### What the task requires
Repeat, exactly and completely, the entries shown underneath.

Excerpt from a dataset
##########
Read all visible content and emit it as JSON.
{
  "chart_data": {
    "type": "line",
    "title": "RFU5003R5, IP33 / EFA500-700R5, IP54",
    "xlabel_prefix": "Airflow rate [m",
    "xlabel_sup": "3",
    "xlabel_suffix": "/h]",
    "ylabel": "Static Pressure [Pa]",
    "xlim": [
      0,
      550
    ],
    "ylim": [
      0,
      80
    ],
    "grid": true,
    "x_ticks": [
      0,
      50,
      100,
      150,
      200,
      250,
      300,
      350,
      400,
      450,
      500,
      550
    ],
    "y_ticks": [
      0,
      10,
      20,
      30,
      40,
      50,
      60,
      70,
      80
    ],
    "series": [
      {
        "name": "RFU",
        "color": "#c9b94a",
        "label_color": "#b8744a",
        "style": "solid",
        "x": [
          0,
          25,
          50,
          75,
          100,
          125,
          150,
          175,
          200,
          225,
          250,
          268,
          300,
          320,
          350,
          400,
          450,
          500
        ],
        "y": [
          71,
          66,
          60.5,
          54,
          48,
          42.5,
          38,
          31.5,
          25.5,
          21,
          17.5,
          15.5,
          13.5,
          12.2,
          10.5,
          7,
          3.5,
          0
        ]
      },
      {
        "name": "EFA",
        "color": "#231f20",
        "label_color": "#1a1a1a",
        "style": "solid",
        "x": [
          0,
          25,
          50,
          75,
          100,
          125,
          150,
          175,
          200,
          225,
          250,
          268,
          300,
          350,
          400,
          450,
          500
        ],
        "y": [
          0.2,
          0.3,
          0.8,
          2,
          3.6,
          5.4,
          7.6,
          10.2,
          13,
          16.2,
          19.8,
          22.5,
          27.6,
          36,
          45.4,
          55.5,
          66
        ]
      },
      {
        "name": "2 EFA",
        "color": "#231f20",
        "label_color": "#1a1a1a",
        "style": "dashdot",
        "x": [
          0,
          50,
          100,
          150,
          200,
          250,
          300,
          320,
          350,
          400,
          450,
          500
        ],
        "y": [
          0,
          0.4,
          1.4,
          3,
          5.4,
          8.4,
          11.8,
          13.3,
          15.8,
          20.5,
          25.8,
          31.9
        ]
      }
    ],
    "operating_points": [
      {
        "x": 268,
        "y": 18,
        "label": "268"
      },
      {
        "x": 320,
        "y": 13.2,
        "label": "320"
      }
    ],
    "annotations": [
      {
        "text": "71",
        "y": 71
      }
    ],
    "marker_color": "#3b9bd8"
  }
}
##########
### Answer to the task
Read all visible content and emit it as JSON.
{
  "chart_data": {
    "type": "line",
    "title": "RFU5003R5, IP33 / EFA500-700R5, IP54",
    "xlabel_prefix": "Airflow rate [m",
    "xlabel_sup": "3",
    "xlabel_suffix": "/h]",
    "ylabel": "Static Pressure [Pa]",
    "xlim": [
      0,
      550
    ],
    "ylim": [
      0,
      80
    ],
    "grid": true,
    "x_ticks": [
      0,
      50,
      100,
      150,
      200,
      250,
      300,
      350,
      400,
      450,
      500,
      550
    ],
    "y_ticks": [
      0,
      10,
      20,
      30,
      40,
      50,
      60,
      70,
      80
    ],
    "series": [
      {
        "name": "RFU",
        "color": "#c9b94a",
        "label_color": "#b8744a",
        "style": "solid",
        "x": [
          0,
          25,
          50,
          75,
          100,
          125,
          150,
          175,
          200,
          225,
          250,
          268,
          300,
          320,
          350,
          400,
          450,
          500
        ],
        "y": [
          71,
          66,
          60.5,
          54,
          48,
          42.5,
          38,
          31.5,
          25.5,
          21,
          17.5,
          15.5,
          13.5,
          12.2,
          10.5,
          7,
          3.5,
          0
        ]
      },
      {
        "name": "EFA",
        "color": "#231f20",
        "label_color": "#1a1a1a",
        "style": "solid",
        "x": [
          0,
          25,
          50,
          75,
          100,
          125,
          150,
          175,
          200,
          225,
          250,
          268,
          300,
          350,
          400,
          450,
          500
        ],
        "y": [
          0.2,
          0.3,
          0.8,
          2,
          3.6,
          5.4,
          7.6,
          10.2,
          13,
          16.2,
          19.8,
          22.5,
          27.6,
          36,
          45.4,
          55.5,
          66
        ]
      },
      {
        "name": "2 EFA",
        "color": "#231f20",
        "label_color": "#1a1a1a",
        "style": "dashdot",
        "x": [
          0,
          50,
          100,
          150,
          200,
          250,
          300,
          320,
          350,
          400,
          450,
          500
        ],
        "y": [
          0,
          0.4,
          1.4,
          3,
          5.4,
          8.4,
          11.8,
          13.3,
          15.8,
          20.5,
          25.8,
          31.9
        ]
      }
    ],
    "operating_points": [
      {
        "x": 268,
        "y": 18,
        "label": "268"
      },
      {
        "x": 320,
        "y": 13.2,
        "label": "320"
      }
    ],
    "annotations": [
      {
        "text": "71",
        "y": 71
      }
    ],
    "marker_color": "#3b9bd8"
  }
}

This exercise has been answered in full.